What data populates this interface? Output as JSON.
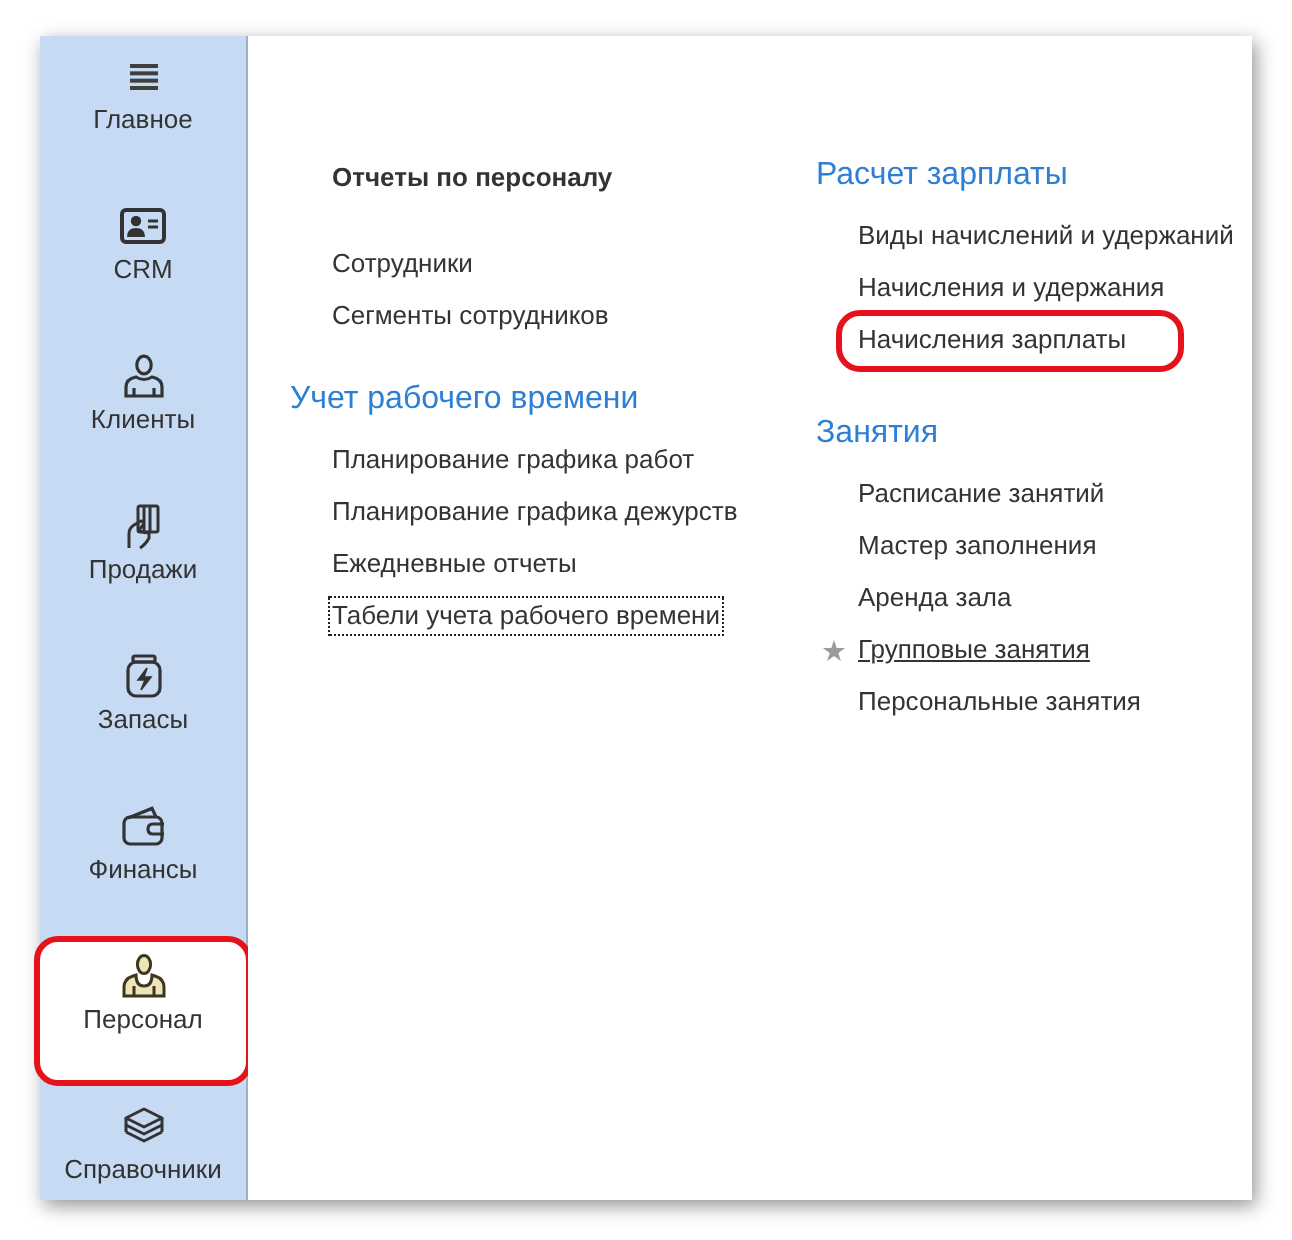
{
  "sidebar": {
    "items": [
      {
        "label": "Главное",
        "selected": false,
        "highlighted": false
      },
      {
        "label": "CRM",
        "selected": false,
        "highlighted": false
      },
      {
        "label": "Клиенты",
        "selected": false,
        "highlighted": false
      },
      {
        "label": "Продажи",
        "selected": false,
        "highlighted": false
      },
      {
        "label": "Запасы",
        "selected": false,
        "highlighted": false
      },
      {
        "label": "Финансы",
        "selected": false,
        "highlighted": false
      },
      {
        "label": "Персонал",
        "selected": true,
        "highlighted": true
      },
      {
        "label": "Справочники",
        "selected": false,
        "highlighted": false
      }
    ]
  },
  "columns": [
    {
      "groups": [
        {
          "items": [
            {
              "label": "Отчеты по персоналу",
              "kind": "important",
              "focused": false,
              "hovered": false,
              "highlighted": false
            }
          ]
        },
        {
          "items": [
            {
              "label": "Сотрудники",
              "kind": "command",
              "focused": false,
              "hovered": false,
              "highlighted": false
            },
            {
              "label": "Сегменты сотрудников",
              "kind": "command",
              "focused": false,
              "hovered": false,
              "highlighted": false
            }
          ]
        },
        {
          "heading": "Учет рабочего времени",
          "items": [
            {
              "label": "Планирование графика работ",
              "kind": "command",
              "focused": false,
              "hovered": false,
              "highlighted": false
            },
            {
              "label": "Планирование графика дежурств",
              "kind": "command",
              "focused": false,
              "hovered": false,
              "highlighted": false
            },
            {
              "label": "Ежедневные отчеты",
              "kind": "command",
              "focused": false,
              "hovered": false,
              "highlighted": false
            },
            {
              "label": "Табели учета рабочего времени",
              "kind": "command",
              "focused": true,
              "hovered": false,
              "highlighted": false
            }
          ]
        }
      ]
    },
    {
      "groups": [
        {
          "heading": "Расчет зарплаты",
          "items": [
            {
              "label": "Виды начислений и удержаний",
              "kind": "command",
              "focused": false,
              "hovered": false,
              "highlighted": false
            },
            {
              "label": "Начисления и удержания",
              "kind": "command",
              "focused": false,
              "hovered": false,
              "highlighted": false
            },
            {
              "label": "Начисления зарплаты",
              "kind": "command",
              "focused": false,
              "hovered": false,
              "highlighted": true
            }
          ]
        },
        {
          "heading": "Занятия",
          "items": [
            {
              "label": "Расписание занятий",
              "kind": "command",
              "focused": false,
              "hovered": false,
              "highlighted": false
            },
            {
              "label": "Мастер заполнения",
              "kind": "command",
              "focused": false,
              "hovered": false,
              "highlighted": false
            },
            {
              "label": "Аренда зала",
              "kind": "command",
              "focused": false,
              "hovered": false,
              "highlighted": false
            },
            {
              "label": "Групповые занятия",
              "kind": "command",
              "focused": false,
              "hovered": true,
              "highlighted": false
            },
            {
              "label": "Персональные занятия",
              "kind": "command",
              "focused": false,
              "hovered": false,
              "highlighted": false
            }
          ]
        }
      ]
    }
  ]
}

------------------------------------------------

- [DIRECTIONS FOR THIS TASK]:
Omit any images, then output the listing exactly.

- [TASK ANSWER]:
What data populates this interface? Output as JSON.
{
  "sidebar": {
    "items": [
      {
        "label": "Главное",
        "selected": false,
        "highlighted": false
      },
      {
        "label": "CRM",
        "selected": false,
        "highlighted": false
      },
      {
        "label": "Клиенты",
        "selected": false,
        "highlighted": false
      },
      {
        "label": "Продажи",
        "selected": false,
        "highlighted": false
      },
      {
        "label": "Запасы",
        "selected": false,
        "highlighted": false
      },
      {
        "label": "Финансы",
        "selected": false,
        "highlighted": false
      },
      {
        "label": "Персонал",
        "selected": true,
        "highlighted": true
      },
      {
        "label": "Справочники",
        "selected": false,
        "highlighted": false
      }
    ]
  },
  "columns": [
    {
      "groups": [
        {
          "items": [
            {
              "label": "Отчеты по персоналу",
              "kind": "important",
              "focused": false,
              "hovered": false,
              "highlighted": false
            }
          ]
        },
        {
          "items": [
            {
              "label": "Сотрудники",
              "kind": "command",
              "focused": false,
              "hovered": false,
              "highlighted": false
            },
            {
              "label": "Сегменты сотрудников",
              "kind": "command",
              "focused": false,
              "hovered": false,
              "highlighted": false
            }
          ]
        },
        {
          "heading": "Учет рабочего времени",
          "items": [
            {
              "label": "Планирование графика работ",
              "kind": "command",
              "focused": false,
              "hovered": false,
              "highlighted": false
            },
            {
              "label": "Планирование графика дежурств",
              "kind": "command",
              "focused": false,
              "hovered": false,
              "highlighted": false
            },
            {
              "label": "Ежедневные отчеты",
              "kind": "command",
              "focused": false,
              "hovered": false,
              "highlighted": false
            },
            {
              "label": "Табели учета рабочего времени",
              "kind": "command",
              "focused": true,
              "hovered": false,
              "highlighted": false
            }
          ]
        }
      ]
    },
    {
      "groups": [
        {
          "heading": "Расчет зарплаты",
          "items": [
            {
              "label": "Виды начислений и удержаний",
              "kind": "command",
              "focused": false,
              "hovered": false,
              "highlighted": false
            },
            {
              "label": "Начисления и удержания",
              "kind": "command",
              "focused": false,
              "hovered": false,
              "highlighted": false
            },
            {
              "label": "Начисления зарплаты",
              "kind": "command",
              "focused": false,
              "hovered": false,
              "highlighted": true
            }
          ]
        },
        {
          "heading": "Занятия",
          "items": [
            {
              "label": "Расписание занятий",
              "kind": "command",
              "focused": false,
              "hovered": false,
              "highlighted": false
            },
            {
              "label": "Мастер заполнения",
              "kind": "command",
              "focused": false,
              "hovered": false,
              "highlighted": false
            },
            {
              "label": "Аренда зала",
              "kind": "command",
              "focused": false,
              "hovered": false,
              "highlighted": false
            },
            {
              "label": "Групповые занятия",
              "kind": "command",
              "focused": false,
              "hovered": true,
              "highlighted": false
            },
            {
              "label": "Персональные занятия",
              "kind": "command",
              "focused": false,
              "hovered": false,
              "highlighted": false
            }
          ]
        }
      ]
    }
  ]
}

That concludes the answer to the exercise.